| Exercise requirements |
Every record here should be printed again exactly.

| Input rows |

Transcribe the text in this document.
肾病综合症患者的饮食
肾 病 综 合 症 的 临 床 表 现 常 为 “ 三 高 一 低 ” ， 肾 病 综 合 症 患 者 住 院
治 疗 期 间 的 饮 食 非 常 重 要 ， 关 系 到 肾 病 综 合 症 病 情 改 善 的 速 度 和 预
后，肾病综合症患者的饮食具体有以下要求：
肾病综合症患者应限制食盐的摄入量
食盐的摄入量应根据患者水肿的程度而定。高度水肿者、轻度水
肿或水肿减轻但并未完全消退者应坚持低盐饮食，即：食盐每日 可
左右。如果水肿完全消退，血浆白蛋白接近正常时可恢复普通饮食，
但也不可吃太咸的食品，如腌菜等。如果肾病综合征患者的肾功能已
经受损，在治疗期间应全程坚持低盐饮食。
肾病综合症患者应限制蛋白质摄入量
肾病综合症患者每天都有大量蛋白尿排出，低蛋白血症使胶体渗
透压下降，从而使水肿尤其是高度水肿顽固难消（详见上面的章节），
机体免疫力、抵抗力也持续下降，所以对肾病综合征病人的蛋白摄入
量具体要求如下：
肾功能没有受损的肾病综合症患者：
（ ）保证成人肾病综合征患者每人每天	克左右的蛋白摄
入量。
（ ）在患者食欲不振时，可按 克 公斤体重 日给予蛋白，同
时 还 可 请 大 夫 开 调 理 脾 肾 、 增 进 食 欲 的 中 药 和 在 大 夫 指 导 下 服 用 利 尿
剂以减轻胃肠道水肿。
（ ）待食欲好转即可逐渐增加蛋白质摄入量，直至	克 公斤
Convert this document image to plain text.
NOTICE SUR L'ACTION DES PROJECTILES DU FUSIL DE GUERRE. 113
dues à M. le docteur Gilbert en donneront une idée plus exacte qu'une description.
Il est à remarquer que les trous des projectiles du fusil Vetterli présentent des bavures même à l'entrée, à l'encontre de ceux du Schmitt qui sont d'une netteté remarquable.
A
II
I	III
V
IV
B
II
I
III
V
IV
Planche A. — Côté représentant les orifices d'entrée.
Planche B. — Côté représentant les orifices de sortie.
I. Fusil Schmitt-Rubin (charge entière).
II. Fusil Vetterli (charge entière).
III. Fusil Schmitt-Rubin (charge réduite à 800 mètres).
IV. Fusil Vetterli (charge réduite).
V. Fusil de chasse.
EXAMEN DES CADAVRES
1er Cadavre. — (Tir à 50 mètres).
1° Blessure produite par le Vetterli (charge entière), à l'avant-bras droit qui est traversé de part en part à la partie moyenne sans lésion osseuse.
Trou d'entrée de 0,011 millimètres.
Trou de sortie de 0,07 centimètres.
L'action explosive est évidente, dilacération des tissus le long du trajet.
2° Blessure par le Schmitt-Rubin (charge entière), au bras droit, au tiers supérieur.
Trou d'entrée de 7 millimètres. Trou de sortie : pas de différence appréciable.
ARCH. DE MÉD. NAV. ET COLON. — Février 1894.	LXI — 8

| Task response |
Transcribe the text in this document.
肾病综合症患者的饮食
肾 病 综 合 症 的 临 床 表 现 常 为 “ 三 高 一 低 ” ， 肾 病 综 合 症 患 者 住 院
治 疗 期 间 的 饮 食 非 常 重 要 ， 关 系 到 肾 病 综 合 症 病 情 改 善 的 速 度 和 预
后，肾病综合症患者的饮食具体有以下要求：
肾病综合症患者应限制食盐的摄入量
食盐的摄入量应根据患者水肿的程度而定。高度水肿者、轻度水
肿或水肿减轻但并未完全消退者应坚持低盐饮食，即：食盐每日 可
左右。如果水肿完全消退，血浆白蛋白接近正常时可恢复普通饮食，
但也不可吃太咸的食品，如腌菜等。如果肾病综合征患者的肾功能已
经受损，在治疗期间应全程坚持低盐饮食。
肾病综合症患者应限制蛋白质摄入量
肾病综合症患者每天都有大量蛋白尿排出，低蛋白血症使胶体渗
透压下降，从而使水肿尤其是高度水肿顽固难消（详见上面的章节），
机体免疫力、抵抗力也持续下降，所以对肾病综合征病人的蛋白摄入
量具体要求如下：
肾功能没有受损的肾病综合症患者：
（ ）保证成人肾病综合征患者每人每天	克左右的蛋白摄
入量。
（ ）在患者食欲不振时，可按 克 公斤体重 日给予蛋白，同
时 还 可 请 大 夫 开 调 理 脾 肾 、 增 进 食 欲 的 中 药 和 在 大 夫 指 导 下 服 用 利 尿
剂以减轻胃肠道水肿。
（ ）待食欲好转即可逐渐增加蛋白质摄入量，直至	克 公斤
Convert this document image to plain text.
NOTICE SUR L'ACTION DES PROJECTILES DU FUSIL DE GUERRE. 113
dues à M. le docteur Gilbert en donneront une idée plus exacte qu'une description.
Il est à remarquer que les trous des projectiles du fusil Vetterli présentent des bavures même à l'entrée, à l'encontre de ceux du Schmitt qui sont d'une netteté remarquable.
A
II
I	III
V
IV
B
II
I
III
V
IV
Planche A. — Côté représentant les orifices d'entrée.
Planche B. — Côté représentant les orifices de sortie.
I. Fusil Schmitt-Rubin (charge entière).
II. Fusil Vetterli (charge entière).
III. Fusil Schmitt-Rubin (charge réduite à 800 mètres).
IV. Fusil Vetterli (charge réduite).
V. Fusil de chasse.
EXAMEN DES CADAVRES
1er Cadavre. — (Tir à 50 mètres).
1° Blessure produite par le Vetterli (charge entière), à l'avant-bras droit qui est traversé de part en part à la partie moyenne sans lésion osseuse.
Trou d'entrée de 0,011 millimètres.
Trou de sortie de 0,07 centimètres.
L'action explosive est évidente, dilacération des tissus le long du trajet.
2° Blessure par le Schmitt-Rubin (charge entière), au bras droit, au tiers supérieur.
Trou d'entrée de 7 millimètres. Trou de sortie : pas de différence appréciable.
ARCH. DE MÉD. NAV. ET COLON. — Février 1894.	LXI — 8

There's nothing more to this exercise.